# Collection entries
--- BEGIN ---

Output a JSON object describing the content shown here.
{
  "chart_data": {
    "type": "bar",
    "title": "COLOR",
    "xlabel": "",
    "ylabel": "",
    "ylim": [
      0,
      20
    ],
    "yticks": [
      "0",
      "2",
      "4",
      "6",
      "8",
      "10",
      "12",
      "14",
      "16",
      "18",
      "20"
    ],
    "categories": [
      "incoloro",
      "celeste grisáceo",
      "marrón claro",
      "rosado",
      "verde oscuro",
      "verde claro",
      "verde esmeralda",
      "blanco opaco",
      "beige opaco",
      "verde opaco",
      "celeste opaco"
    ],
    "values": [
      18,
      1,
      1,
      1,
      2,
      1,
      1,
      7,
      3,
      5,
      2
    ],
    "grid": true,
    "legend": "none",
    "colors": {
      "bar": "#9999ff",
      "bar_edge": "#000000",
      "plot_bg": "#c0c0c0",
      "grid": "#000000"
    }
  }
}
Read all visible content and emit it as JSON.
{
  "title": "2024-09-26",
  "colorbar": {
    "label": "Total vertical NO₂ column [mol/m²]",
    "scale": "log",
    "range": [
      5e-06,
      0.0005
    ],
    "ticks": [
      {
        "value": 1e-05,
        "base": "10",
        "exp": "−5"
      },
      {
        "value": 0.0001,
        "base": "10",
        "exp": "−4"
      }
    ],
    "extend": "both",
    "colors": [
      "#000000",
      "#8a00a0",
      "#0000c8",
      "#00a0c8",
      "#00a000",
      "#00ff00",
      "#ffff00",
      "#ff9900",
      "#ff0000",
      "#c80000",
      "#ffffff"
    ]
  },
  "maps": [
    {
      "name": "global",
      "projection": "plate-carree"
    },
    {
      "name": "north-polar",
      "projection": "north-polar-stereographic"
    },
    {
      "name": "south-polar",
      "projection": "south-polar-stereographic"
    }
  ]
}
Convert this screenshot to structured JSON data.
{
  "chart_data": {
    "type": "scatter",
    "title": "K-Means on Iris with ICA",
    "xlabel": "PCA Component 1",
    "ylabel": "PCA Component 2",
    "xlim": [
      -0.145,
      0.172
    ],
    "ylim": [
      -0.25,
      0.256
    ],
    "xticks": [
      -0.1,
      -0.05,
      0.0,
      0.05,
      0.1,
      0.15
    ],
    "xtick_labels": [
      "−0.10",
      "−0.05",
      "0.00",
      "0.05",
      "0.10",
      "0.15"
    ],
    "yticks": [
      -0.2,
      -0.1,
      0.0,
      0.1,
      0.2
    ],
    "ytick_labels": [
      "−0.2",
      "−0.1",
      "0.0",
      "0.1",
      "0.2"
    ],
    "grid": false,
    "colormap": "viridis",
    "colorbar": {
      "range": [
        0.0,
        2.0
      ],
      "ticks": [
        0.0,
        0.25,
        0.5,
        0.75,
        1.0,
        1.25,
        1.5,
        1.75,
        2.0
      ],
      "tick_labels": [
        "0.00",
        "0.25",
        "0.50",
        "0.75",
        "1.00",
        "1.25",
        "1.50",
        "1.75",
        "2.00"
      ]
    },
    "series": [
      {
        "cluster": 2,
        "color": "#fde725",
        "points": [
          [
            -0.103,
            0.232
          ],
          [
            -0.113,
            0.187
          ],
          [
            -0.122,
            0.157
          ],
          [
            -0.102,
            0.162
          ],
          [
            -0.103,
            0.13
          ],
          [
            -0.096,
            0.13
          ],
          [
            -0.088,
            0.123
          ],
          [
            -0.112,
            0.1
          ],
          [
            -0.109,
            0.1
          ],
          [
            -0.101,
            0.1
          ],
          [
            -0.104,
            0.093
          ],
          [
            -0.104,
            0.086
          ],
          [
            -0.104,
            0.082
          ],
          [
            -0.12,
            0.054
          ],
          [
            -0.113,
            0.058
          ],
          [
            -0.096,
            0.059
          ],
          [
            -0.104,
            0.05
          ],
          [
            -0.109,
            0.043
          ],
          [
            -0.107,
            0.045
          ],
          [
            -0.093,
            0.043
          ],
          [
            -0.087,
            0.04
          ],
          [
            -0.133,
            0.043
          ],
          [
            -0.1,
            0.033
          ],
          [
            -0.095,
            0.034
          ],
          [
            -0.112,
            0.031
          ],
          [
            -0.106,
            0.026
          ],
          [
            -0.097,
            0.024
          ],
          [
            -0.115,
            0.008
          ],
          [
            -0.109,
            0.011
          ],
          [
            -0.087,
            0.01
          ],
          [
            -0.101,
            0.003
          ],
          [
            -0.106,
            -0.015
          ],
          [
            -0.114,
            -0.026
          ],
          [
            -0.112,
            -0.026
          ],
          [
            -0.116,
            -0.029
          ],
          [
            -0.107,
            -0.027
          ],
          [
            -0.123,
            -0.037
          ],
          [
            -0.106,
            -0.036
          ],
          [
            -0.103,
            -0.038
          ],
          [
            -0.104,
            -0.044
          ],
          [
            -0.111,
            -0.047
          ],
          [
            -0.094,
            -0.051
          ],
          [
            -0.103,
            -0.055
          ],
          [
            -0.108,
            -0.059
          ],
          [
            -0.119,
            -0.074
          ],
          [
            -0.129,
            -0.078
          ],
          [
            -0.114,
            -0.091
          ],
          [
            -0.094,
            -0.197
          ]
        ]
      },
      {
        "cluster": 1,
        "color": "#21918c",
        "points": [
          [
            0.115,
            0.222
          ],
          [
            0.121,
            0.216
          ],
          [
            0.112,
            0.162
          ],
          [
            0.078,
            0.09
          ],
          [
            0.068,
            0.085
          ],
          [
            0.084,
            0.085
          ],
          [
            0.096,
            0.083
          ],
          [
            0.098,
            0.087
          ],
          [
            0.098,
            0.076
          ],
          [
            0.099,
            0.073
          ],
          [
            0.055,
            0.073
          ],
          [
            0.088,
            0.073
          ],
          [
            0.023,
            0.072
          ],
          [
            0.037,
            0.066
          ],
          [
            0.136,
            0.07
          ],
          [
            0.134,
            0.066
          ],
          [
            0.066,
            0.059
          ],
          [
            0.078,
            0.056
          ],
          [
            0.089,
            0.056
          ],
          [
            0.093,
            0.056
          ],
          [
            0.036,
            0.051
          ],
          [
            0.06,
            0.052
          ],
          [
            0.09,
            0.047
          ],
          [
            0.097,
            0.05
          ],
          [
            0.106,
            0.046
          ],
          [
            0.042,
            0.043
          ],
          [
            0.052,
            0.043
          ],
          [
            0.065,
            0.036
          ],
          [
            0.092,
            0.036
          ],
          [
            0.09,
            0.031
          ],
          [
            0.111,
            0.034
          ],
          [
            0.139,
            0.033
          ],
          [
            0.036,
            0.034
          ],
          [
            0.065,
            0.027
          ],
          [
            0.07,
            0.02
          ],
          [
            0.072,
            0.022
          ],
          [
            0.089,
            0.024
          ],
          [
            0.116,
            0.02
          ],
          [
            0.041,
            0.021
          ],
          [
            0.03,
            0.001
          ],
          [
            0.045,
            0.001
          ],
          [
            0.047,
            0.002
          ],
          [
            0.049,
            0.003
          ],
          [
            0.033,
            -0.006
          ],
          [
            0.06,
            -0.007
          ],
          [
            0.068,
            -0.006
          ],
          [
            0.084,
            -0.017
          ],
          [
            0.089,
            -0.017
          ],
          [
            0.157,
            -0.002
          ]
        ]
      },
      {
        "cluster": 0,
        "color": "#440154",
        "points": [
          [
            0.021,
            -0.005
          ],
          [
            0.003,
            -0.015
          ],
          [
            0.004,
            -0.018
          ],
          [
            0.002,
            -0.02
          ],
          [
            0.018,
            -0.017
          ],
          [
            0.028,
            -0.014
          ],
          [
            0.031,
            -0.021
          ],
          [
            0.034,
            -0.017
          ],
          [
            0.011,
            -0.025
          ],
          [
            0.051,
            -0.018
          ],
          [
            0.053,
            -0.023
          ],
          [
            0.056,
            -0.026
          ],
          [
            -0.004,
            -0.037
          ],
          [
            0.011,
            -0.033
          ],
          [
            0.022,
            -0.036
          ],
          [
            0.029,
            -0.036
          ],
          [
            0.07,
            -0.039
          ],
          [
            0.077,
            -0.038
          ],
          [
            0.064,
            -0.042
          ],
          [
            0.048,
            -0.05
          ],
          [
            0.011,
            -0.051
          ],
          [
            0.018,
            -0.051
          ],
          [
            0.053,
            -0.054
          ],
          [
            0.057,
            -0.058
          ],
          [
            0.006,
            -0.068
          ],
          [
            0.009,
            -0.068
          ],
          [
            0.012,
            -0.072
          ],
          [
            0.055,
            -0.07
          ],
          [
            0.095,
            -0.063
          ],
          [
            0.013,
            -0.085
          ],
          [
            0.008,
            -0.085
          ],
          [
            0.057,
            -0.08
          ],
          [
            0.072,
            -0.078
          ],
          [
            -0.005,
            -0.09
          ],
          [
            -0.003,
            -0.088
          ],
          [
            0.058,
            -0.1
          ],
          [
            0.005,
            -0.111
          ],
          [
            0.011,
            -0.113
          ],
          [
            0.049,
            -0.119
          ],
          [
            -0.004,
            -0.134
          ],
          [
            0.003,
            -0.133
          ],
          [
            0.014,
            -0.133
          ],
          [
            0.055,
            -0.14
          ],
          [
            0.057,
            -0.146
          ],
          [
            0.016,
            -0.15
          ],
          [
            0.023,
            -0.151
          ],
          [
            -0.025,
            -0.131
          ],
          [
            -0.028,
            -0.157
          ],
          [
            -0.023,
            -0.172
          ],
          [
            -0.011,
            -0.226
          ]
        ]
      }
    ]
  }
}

--- END ---

# REQUIRED WORK
Gather from the data above every line with the string "stereographic".

# FINAL RESULT
      "projection": "north-polar-stereographic"
      "projection": "south-polar-stereographic"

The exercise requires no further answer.